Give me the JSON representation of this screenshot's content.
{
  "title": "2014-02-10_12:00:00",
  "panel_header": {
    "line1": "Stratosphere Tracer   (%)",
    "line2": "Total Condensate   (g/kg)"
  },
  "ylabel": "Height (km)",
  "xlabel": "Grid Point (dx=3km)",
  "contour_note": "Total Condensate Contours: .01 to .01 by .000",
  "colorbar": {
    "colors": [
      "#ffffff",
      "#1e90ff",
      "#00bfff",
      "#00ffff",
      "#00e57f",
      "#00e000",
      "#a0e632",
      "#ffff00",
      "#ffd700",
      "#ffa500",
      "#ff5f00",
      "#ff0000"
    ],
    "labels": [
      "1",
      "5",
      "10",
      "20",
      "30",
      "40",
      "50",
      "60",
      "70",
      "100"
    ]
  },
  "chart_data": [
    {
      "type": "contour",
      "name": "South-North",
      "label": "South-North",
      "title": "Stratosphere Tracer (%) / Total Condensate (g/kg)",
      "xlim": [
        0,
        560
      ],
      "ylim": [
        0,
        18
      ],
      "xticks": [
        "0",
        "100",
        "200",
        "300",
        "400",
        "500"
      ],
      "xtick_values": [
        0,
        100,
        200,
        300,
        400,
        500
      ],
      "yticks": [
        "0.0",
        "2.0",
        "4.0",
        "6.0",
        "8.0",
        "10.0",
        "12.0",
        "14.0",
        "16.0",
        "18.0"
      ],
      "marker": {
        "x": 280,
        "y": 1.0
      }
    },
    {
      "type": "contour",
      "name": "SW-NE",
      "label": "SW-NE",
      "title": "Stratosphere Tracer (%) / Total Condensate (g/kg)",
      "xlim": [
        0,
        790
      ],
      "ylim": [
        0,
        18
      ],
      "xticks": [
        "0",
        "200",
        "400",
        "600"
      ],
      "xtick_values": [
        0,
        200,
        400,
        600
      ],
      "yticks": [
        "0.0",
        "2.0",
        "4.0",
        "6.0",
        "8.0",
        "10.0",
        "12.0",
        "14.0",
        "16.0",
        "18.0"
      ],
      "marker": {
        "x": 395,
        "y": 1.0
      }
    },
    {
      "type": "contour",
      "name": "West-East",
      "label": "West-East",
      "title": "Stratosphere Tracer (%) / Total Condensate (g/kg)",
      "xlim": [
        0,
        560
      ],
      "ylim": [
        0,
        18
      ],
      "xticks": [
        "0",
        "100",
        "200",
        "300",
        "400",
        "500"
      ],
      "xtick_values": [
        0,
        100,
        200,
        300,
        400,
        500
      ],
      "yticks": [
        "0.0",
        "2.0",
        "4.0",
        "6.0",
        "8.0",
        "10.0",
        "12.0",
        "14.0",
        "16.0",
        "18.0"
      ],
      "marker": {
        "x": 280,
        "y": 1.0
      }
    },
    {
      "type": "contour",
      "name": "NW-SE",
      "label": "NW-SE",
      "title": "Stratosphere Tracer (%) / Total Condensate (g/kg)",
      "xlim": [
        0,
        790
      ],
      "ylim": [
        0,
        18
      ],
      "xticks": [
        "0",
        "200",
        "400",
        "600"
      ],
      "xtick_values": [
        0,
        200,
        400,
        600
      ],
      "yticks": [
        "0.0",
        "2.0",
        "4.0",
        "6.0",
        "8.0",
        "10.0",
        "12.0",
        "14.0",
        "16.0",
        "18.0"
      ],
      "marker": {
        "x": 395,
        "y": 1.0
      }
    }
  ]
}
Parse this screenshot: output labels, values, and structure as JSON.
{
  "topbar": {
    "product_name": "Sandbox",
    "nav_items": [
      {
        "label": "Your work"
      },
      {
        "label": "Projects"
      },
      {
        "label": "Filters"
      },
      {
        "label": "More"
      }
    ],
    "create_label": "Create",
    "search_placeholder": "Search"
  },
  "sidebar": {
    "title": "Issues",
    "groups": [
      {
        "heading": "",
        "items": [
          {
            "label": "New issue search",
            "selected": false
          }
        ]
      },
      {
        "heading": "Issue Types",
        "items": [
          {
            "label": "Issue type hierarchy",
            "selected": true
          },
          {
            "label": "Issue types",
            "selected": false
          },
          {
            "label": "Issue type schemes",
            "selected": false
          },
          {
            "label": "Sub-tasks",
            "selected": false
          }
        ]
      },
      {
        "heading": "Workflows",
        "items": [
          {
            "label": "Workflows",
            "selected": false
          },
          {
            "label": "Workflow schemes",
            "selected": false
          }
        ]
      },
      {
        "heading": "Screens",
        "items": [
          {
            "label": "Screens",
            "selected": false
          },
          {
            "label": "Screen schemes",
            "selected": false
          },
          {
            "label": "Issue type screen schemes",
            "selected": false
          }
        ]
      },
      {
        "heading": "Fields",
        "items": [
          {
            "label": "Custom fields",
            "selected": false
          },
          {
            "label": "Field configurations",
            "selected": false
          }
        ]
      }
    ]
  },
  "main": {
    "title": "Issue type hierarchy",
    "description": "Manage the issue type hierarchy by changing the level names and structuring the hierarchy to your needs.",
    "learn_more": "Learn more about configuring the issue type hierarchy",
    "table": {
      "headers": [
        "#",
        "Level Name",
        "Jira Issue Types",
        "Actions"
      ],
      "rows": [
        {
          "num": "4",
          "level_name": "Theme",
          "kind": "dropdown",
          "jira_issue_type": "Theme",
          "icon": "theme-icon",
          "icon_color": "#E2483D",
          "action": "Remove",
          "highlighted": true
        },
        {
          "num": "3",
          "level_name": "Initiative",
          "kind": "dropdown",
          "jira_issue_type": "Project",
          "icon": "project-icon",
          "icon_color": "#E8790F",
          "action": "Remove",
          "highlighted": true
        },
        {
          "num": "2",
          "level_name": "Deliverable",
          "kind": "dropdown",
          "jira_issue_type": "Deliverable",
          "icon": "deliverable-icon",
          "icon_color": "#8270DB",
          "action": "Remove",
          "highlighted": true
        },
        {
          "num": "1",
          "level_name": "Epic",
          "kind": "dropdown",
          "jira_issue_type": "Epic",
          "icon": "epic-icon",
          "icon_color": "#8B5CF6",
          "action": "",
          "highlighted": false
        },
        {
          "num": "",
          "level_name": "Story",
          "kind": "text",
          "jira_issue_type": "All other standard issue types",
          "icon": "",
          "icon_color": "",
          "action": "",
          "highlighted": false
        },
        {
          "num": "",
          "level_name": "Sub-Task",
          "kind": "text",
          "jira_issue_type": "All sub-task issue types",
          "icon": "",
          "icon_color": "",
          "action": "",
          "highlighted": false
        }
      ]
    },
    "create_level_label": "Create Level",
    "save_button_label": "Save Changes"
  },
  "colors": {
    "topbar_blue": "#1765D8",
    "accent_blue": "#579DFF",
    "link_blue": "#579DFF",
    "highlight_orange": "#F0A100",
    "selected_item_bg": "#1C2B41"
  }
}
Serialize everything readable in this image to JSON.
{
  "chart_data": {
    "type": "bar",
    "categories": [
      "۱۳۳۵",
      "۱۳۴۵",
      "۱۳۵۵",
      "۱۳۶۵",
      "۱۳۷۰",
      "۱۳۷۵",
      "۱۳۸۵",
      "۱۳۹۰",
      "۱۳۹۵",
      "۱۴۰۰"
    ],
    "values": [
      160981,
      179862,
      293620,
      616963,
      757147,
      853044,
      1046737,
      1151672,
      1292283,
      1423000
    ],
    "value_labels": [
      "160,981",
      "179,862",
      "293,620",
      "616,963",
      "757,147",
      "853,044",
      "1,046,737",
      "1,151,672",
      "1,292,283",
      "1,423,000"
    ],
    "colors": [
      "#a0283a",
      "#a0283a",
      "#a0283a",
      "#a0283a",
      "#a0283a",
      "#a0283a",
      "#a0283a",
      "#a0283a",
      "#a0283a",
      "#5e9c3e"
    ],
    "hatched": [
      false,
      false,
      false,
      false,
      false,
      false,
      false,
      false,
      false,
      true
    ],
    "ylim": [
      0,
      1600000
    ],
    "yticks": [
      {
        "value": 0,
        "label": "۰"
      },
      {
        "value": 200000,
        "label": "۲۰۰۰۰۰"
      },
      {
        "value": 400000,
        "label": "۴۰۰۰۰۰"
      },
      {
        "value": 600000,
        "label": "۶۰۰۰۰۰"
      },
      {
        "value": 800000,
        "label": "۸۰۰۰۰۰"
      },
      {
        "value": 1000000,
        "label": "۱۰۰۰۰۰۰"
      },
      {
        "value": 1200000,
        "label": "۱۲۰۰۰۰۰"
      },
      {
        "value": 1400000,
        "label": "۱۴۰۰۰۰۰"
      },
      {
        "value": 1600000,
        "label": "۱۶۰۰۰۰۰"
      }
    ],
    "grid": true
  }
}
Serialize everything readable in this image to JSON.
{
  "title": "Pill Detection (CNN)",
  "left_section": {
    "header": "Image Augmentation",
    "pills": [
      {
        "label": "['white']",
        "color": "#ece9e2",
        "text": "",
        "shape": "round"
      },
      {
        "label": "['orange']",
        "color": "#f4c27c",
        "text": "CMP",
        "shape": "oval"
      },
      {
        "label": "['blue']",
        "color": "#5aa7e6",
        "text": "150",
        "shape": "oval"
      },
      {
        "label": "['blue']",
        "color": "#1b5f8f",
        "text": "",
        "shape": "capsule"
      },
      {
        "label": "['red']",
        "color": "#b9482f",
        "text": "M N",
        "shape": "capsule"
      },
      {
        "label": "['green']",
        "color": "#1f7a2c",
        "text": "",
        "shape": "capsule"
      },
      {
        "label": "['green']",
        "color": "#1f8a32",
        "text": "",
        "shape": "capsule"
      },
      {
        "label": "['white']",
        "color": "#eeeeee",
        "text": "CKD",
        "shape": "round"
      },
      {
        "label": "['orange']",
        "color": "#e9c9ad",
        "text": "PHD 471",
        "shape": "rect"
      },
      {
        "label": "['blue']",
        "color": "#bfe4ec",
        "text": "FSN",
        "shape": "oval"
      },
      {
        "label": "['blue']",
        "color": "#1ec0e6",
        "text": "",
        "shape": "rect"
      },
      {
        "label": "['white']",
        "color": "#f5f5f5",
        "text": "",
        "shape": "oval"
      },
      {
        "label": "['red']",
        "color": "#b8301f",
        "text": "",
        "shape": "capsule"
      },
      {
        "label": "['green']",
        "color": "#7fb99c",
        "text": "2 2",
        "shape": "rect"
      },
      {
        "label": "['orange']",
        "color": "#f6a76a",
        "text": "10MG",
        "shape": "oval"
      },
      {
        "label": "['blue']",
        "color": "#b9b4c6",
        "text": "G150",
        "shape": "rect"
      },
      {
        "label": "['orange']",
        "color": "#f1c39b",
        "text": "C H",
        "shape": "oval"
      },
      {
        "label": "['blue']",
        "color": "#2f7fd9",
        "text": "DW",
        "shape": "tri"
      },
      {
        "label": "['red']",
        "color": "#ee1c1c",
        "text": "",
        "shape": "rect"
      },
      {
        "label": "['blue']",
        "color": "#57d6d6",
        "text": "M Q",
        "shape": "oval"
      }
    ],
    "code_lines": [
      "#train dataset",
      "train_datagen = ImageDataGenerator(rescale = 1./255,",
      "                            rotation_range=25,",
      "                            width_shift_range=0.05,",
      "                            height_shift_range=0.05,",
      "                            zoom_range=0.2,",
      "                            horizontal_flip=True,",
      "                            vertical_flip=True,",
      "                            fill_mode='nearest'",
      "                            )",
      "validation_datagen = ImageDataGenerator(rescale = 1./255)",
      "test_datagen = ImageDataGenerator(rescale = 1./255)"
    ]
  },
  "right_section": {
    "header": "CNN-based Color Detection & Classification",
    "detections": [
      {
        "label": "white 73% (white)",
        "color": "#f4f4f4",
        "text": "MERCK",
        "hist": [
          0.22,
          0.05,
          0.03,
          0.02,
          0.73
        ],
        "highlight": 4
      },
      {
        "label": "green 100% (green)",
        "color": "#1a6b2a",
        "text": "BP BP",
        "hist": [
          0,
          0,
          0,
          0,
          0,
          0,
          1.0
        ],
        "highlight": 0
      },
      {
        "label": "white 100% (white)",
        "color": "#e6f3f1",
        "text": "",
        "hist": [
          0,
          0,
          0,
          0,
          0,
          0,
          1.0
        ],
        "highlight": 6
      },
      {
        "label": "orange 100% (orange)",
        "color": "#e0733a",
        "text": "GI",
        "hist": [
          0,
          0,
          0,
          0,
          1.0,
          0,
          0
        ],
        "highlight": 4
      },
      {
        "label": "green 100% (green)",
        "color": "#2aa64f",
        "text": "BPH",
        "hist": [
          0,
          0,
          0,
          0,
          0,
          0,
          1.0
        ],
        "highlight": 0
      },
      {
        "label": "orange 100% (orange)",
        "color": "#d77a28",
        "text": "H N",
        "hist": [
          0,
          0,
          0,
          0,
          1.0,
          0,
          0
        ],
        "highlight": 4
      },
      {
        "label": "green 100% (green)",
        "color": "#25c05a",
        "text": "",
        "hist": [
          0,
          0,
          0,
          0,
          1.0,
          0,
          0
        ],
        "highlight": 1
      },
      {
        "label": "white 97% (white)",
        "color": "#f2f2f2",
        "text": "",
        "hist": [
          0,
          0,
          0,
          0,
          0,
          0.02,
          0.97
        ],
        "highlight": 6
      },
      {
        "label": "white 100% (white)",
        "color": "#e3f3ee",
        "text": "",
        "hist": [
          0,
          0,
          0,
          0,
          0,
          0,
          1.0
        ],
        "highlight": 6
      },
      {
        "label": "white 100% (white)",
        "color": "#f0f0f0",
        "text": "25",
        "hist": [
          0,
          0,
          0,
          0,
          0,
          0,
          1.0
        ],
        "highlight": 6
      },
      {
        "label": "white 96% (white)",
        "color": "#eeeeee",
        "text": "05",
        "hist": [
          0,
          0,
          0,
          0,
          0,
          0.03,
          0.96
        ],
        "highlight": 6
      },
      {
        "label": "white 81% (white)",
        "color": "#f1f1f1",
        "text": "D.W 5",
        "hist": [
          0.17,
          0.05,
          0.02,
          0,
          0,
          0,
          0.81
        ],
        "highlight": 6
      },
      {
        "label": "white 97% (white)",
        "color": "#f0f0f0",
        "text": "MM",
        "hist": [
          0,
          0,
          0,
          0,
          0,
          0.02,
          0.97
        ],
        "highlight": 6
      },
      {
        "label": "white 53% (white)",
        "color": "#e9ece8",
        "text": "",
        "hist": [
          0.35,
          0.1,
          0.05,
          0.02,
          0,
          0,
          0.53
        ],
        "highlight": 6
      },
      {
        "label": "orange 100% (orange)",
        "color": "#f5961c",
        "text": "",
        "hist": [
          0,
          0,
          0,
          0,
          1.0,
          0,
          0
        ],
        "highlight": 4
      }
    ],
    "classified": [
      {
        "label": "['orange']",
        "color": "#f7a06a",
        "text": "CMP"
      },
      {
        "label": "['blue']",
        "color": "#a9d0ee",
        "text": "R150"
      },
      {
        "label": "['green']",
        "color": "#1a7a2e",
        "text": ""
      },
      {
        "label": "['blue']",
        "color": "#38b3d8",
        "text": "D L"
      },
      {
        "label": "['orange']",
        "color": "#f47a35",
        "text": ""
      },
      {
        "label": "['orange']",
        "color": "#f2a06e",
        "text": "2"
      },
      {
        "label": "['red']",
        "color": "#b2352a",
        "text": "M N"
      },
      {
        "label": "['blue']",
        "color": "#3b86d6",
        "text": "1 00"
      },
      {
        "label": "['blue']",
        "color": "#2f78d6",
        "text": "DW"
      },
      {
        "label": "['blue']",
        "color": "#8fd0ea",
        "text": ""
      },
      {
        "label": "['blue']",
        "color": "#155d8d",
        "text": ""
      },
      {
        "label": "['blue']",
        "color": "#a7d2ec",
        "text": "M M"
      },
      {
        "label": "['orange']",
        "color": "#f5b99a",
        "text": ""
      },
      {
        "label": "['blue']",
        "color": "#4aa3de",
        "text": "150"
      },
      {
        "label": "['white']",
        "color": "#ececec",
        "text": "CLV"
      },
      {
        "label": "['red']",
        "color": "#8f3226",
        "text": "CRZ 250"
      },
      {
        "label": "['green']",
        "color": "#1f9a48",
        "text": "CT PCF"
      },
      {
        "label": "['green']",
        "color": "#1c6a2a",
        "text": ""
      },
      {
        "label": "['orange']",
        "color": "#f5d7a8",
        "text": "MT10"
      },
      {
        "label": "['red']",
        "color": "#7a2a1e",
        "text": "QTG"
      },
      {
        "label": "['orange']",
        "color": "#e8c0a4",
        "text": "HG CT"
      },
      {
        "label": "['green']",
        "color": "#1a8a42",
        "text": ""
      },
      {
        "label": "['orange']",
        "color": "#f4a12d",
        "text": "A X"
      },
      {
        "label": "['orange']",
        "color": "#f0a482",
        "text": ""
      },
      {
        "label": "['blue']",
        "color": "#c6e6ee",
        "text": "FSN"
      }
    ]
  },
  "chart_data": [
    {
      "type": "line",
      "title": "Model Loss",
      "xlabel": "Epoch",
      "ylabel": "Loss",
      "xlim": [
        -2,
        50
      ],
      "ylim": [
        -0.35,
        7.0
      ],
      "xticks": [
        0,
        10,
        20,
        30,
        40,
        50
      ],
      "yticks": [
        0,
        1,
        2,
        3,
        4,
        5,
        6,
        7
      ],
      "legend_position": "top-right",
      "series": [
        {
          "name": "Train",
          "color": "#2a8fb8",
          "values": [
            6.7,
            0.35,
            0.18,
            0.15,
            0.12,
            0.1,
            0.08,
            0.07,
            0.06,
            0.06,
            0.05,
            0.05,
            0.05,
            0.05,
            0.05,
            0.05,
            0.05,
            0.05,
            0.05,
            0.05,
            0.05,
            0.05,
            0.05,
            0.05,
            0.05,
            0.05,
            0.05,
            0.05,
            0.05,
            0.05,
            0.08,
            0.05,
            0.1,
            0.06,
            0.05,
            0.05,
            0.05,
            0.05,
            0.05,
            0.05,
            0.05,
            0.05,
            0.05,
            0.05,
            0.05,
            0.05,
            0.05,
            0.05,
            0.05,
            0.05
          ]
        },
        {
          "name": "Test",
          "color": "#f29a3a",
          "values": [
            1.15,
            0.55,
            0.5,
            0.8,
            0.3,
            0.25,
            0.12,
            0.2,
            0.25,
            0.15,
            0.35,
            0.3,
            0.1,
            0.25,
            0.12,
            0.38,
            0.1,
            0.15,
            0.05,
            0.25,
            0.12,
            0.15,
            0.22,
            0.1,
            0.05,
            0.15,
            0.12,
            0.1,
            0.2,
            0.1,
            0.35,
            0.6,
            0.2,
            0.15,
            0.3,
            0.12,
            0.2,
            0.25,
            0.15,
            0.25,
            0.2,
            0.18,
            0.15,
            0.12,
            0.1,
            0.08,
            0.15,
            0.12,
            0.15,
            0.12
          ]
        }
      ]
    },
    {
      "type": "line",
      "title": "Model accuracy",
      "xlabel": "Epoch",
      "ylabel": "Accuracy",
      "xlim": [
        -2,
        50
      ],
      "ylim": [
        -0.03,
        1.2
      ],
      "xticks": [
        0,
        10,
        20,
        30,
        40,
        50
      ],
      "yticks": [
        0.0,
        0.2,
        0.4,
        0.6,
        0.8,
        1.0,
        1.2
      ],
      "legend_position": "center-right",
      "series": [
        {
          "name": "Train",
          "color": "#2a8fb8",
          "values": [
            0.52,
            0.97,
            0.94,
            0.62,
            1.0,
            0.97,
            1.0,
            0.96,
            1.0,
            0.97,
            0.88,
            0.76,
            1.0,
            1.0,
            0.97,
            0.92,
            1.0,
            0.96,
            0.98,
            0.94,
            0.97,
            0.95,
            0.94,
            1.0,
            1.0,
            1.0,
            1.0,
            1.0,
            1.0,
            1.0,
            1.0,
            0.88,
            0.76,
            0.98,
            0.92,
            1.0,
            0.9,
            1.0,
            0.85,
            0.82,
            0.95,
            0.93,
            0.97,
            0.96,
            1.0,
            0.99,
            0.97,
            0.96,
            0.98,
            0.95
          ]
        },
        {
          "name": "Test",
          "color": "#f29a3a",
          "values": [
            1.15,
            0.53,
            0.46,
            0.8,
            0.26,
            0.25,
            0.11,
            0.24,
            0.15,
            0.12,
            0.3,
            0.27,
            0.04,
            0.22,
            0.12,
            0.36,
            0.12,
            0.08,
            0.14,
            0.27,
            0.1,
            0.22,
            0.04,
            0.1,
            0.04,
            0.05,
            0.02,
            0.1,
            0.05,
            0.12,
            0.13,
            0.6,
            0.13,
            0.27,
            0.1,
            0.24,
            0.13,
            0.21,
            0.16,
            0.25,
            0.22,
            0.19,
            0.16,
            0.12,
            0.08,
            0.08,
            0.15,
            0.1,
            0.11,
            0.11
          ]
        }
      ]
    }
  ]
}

#####

» **What to do**:
Find the word "screenshot" in the data and copy out each line where it turns up.

» **Task output**:
Give me the JSON representation of this screenshot's content.
Parse this screenshot: output labels, values, and structure as JSON.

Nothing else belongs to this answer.